TASK PROMPT: Each entry that follows must be output without any deviation.
====== EXTRACTED RECORDS
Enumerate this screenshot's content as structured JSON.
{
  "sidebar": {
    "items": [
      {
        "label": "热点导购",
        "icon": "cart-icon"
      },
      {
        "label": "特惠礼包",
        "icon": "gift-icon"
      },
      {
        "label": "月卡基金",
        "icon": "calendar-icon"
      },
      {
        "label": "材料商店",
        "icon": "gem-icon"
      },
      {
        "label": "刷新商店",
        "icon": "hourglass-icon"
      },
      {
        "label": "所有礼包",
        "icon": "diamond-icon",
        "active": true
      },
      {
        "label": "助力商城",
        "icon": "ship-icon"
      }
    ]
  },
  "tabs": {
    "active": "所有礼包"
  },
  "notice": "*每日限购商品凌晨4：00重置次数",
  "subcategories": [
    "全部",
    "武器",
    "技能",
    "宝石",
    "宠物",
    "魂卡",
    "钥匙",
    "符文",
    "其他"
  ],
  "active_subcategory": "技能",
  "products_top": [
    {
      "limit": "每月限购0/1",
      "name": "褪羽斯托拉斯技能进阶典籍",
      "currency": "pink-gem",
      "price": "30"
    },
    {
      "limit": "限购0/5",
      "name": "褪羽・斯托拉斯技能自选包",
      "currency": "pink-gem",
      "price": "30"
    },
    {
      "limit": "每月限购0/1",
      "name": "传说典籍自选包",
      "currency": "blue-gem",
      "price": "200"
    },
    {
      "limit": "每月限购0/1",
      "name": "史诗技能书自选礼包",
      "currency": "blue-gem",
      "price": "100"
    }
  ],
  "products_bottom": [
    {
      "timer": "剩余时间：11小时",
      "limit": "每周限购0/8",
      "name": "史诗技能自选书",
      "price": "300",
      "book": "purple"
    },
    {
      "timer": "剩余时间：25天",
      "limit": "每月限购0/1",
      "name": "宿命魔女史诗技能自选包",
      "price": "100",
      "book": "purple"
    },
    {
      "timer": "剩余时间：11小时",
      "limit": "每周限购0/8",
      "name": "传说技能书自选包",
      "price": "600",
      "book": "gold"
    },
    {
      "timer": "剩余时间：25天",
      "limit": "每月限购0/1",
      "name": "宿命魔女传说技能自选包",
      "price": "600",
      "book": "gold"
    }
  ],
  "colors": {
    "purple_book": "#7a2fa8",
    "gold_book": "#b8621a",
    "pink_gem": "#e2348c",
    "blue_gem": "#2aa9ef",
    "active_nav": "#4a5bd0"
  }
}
============
RESULT FOR THIS EXERCISE:
Enumerate this screenshot's content as structured JSON.
{
  "sidebar": {
    "items": [
      {
        "label": "热点导购",
        "icon": "cart-icon"
      },
      {
        "label": "特惠礼包",
        "icon": "gift-icon"
      },
      {
        "label": "月卡基金",
        "icon": "calendar-icon"
      },
      {
        "label": "材料商店",
        "icon": "gem-icon"
      },
      {
        "label": "刷新商店",
        "icon": "hourglass-icon"
      },
      {
        "label": "所有礼包",
        "icon": "diamond-icon",
        "active": true
      },
      {
        "label": "助力商城",
        "icon": "ship-icon"
      }
    ]
  },
  "tabs": {
    "active": "所有礼包"
  },
  "notice": "*每日限购商品凌晨4：00重置次数",
  "subcategories": [
    "全部",
    "武器",
    "技能",
    "宝石",
    "宠物",
    "魂卡",
    "钥匙",
    "符文",
    "其他"
  ],
  "active_subcategory": "技能",
  "products_top": [
    {
      "limit": "每月限购0/1",
      "name": "褪羽斯托拉斯技能进阶典籍",
      "currency": "pink-gem",
      "price": "30"
    },
    {
      "limit": "限购0/5",
      "name": "褪羽・斯托拉斯技能自选包",
      "currency": "pink-gem",
      "price": "30"
    },
    {
      "limit": "每月限购0/1",
      "name": "传说典籍自选包",
      "currency": "blue-gem",
      "price": "200"
    },
    {
      "limit": "每月限购0/1",
      "name": "史诗技能书自选礼包",
      "currency": "blue-gem",
      "price": "100"
    }
  ],
  "products_bottom": [
    {
      "timer": "剩余时间：11小时",
      "limit": "每周限购0/8",
      "name": "史诗技能自选书",
      "price": "300",
      "book": "purple"
    },
    {
      "timer": "剩余时间：25天",
      "limit": "每月限购0/1",
      "name": "宿命魔女史诗技能自选包",
      "price": "100",
      "book": "purple"
    },
    {
      "timer": "剩余时间：11小时",
      "limit": "每周限购0/8",
      "name": "传说技能书自选包",
      "price": "600",
      "book": "gold"
    },
    {
      "timer": "剩余时间：25天",
      "limit": "每月限购0/1",
      "name": "宿命魔女传说技能自选包",
      "price": "600",
      "book": "gold"
    }
  ],
  "colors": {
    "purple_book": "#7a2fa8",
    "gold_book": "#b8621a",
    "pink_gem": "#e2348c",
    "blue_gem": "#2aa9ef",
    "active_nav": "#4a5bd0"
  }
}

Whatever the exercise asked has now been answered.